_Task directions_.
Translate into Spanish this sentence from the plant stress excerpt below: "Many studies demonstrated that R2R3-MYB transcription factors play critical roles against biotic and abiotic stresses (Ai et al. 2018; He et al. 2020; Wei et al. 2017)."

_Text excerpt_.
The anthocyanin biosynthesis pathway is highly conserved in plants (Chen et al. 2019) (Fig. 2). The expression of ‘early biosynthesis genes’ (EBGs: CHS, CHI, F3H and F3’H) are regulated directly by R2R3-MYB transcription factors while the ‘late biosynthesis genes’ (LBGs: DFR, LDOX, ANS and UF3GT) and membrane transporters (TT12 and ABCC) are controlled by the MBW (MYB-bHLH-WD40) transcriptional activation complex (Chaves-Silva et al. 2018; Chen et al. 2019). Many studies demonstrated that R2R3-MYB transcription factors play critical roles against biotic and abiotic stresses (Ai et al. 2018; He et al. 2020; Wei et al. 2017). A simplistic model is that while stresses disrupt ROS scavenging mechanisms and promotes cell damage by oxidative stress (Miller et al. 2010; Xu and Rothstein 2018), they also trigger anthocyanin biosynthesis for increased antioxidant protection (Chalker-Scott 1999). However, the regulation of the biosynthesis of anthocyanins and phenylpropanoids in general is complex and the effect of the MBW complex can be either positive (Broeckling et al. 2016; Li et al. 2020) or negative (Dong et al. 2020; Xiang et al. 2019), depending on the transcription factors participating in its composition (Chaves-Silva et al. 2018).
Reactive oxygen species (ROS)
Molecular oxygen (O2) is a stable molecule with two unpaired electrons with parallel spin in a degenerated π orbital. As a consequence, O2 accepts one electron at a time, which generates ROS (Gill and Tuteja 2010) (Table 1). Some organelles have high rates of oxygen reduction, making them highly vulnerable to oxidative stress, such as mitochondria due to respiration, chloroplasts due to photosynthesis, and peroxisomes and glyoxysomes due to photorespiration and fatty acid β-oxidation, respectively (Daiber and Münzel 2015; Zurbriggen et al. 2010). The various types of ROS are produced through different pathways in each organelle and their concentrations possibly help the cell to recognize regions of physiological disturbance during stressful conditions (Singh et al. 2019). In mitochondria, the first ROS produced is the radical superoxide (O2·−), which is quickly dismutated into O2 and hydrogen peroxide (H2O2) by the iron superoxide dismutase (Fe-SOD). In the chloroplasts, the first ROS produced is singlet oxygen (1O2) due to light excitation of chlorophylls, which generates lasting chlorophyll triplet excited states that are quenched by carotenoids (Cejudo et al. 2021). Additionally, in an aqueous environment such as that within the cell, the presence of redox metals such as iron (Fe2+) and copper (Cu2+) allows for the occurrence of the Fenton reaction, which generates hydroxyl radicals (·OH) (Winterbourn 1995).

(Stored rows)
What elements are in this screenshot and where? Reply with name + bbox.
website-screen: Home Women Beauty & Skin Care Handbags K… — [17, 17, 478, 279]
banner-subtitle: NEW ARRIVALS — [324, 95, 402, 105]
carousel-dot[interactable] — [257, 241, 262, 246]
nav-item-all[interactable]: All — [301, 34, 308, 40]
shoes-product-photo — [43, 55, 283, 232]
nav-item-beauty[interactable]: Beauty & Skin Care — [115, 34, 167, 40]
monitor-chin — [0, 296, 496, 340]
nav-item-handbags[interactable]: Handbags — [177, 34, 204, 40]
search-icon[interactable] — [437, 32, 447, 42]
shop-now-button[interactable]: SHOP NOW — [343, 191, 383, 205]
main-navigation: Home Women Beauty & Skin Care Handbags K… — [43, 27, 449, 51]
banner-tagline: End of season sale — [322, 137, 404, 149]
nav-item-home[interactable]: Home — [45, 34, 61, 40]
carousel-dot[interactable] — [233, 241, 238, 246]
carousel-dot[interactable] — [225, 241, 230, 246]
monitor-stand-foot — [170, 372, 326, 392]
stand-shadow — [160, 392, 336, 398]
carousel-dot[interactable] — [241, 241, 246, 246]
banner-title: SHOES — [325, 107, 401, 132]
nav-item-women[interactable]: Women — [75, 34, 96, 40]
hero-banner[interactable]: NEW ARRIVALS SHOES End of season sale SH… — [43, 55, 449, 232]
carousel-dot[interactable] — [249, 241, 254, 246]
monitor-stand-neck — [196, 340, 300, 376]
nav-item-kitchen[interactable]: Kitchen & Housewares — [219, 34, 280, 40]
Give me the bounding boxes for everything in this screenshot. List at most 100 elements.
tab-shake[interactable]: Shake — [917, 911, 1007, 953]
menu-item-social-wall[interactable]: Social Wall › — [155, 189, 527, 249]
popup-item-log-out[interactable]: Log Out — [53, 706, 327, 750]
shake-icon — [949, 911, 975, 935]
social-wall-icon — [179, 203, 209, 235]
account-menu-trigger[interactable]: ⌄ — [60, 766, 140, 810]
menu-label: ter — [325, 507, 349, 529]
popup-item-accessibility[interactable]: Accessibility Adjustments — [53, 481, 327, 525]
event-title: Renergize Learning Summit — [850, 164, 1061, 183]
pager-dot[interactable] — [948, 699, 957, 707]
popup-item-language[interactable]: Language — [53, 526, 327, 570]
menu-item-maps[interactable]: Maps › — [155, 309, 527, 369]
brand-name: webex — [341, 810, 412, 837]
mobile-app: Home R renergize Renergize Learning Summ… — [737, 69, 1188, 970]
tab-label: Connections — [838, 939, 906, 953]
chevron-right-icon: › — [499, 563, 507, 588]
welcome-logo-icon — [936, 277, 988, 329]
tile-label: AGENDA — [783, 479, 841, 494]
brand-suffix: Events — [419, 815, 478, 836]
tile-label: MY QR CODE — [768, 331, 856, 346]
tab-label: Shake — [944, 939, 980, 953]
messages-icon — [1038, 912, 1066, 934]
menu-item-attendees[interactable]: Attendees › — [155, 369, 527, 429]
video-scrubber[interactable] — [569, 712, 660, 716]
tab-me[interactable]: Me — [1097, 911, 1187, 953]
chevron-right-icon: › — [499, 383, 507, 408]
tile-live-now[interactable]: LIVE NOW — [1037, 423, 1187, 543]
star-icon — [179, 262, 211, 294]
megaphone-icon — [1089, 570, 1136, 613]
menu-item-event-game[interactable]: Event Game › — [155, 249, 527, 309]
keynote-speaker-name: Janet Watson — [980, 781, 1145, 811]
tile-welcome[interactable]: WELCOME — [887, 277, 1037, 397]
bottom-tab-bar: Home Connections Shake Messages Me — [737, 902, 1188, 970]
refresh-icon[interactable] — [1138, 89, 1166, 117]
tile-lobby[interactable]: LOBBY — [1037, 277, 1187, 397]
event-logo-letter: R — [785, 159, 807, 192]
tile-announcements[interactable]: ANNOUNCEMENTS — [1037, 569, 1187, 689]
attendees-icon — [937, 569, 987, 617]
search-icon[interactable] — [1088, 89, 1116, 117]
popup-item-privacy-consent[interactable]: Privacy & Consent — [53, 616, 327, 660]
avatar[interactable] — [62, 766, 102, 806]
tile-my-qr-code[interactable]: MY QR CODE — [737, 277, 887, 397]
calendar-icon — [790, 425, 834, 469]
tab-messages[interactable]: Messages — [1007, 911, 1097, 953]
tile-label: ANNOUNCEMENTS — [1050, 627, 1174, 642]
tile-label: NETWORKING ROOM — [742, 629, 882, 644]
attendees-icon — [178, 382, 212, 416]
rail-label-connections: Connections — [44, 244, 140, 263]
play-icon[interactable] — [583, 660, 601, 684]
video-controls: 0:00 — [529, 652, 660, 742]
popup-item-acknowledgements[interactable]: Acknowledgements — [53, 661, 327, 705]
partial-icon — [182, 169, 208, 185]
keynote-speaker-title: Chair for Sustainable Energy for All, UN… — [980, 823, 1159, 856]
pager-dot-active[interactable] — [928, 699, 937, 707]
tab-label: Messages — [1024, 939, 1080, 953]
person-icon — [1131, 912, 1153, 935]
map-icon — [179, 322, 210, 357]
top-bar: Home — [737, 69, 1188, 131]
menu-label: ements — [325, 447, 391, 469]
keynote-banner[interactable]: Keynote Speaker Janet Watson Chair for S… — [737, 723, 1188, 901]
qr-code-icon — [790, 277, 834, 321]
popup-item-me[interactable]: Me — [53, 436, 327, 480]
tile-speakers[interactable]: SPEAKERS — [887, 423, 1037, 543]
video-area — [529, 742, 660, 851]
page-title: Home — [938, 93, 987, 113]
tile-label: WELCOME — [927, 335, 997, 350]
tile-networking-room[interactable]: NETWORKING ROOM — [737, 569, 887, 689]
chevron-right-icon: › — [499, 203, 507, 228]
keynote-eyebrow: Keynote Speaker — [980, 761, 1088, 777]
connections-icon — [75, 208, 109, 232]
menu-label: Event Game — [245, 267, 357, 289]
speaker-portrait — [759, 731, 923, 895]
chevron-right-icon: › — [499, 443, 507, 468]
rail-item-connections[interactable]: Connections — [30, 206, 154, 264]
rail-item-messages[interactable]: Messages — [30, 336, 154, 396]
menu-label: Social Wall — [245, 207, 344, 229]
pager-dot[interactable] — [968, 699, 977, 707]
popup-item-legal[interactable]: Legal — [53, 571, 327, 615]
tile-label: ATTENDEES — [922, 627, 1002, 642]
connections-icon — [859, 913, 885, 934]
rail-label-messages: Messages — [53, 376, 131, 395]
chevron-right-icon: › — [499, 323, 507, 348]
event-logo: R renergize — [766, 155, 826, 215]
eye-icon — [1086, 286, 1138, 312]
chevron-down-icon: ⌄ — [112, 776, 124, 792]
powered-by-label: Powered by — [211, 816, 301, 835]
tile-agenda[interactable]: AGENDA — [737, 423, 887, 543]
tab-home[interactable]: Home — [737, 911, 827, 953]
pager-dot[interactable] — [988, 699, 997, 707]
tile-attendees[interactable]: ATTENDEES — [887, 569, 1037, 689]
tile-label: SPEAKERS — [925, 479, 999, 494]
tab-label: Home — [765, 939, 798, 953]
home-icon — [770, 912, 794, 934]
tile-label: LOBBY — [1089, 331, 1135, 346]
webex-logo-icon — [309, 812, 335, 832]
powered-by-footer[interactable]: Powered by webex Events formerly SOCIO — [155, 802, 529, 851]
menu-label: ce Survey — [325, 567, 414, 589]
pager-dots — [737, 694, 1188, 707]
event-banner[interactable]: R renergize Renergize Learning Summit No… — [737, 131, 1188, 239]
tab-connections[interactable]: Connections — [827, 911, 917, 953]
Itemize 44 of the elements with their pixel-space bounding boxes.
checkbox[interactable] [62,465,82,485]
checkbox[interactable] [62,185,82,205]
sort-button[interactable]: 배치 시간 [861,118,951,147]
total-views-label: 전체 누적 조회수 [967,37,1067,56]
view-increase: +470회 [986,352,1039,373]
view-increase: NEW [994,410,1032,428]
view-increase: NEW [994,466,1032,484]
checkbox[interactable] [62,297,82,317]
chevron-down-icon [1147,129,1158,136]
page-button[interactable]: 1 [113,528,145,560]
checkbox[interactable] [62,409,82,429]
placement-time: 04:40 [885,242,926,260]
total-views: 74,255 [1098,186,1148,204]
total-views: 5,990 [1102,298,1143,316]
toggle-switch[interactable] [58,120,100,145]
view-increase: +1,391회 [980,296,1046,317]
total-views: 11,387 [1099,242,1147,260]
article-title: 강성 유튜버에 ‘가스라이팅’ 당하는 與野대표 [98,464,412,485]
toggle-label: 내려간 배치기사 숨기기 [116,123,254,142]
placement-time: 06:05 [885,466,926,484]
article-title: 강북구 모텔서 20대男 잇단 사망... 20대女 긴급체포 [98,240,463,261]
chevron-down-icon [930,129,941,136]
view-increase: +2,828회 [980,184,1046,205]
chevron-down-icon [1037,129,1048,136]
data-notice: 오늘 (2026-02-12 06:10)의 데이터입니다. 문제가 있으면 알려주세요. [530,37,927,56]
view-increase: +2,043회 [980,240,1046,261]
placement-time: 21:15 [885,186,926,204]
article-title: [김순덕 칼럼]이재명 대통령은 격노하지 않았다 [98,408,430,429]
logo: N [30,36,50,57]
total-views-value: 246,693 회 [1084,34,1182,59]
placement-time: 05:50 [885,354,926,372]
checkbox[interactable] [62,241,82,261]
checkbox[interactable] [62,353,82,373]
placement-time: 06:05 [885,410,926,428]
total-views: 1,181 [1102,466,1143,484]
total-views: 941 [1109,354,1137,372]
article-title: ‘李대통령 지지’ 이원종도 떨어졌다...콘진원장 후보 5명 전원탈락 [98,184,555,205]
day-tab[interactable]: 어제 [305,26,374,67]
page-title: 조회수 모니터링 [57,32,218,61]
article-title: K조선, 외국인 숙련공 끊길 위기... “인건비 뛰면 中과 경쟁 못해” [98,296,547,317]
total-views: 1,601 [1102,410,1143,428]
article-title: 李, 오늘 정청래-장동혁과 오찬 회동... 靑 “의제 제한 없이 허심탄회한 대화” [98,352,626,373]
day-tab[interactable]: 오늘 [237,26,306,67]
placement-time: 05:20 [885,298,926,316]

_Final answer_.
Muchos estudios demostraron que los factores de transcripción R2R3-MYB desempeñan funciones fundamentales frente a los estreses bióticos y abióticos (Ai et al. 2018; He et al. 2020; Wei et al. 2017).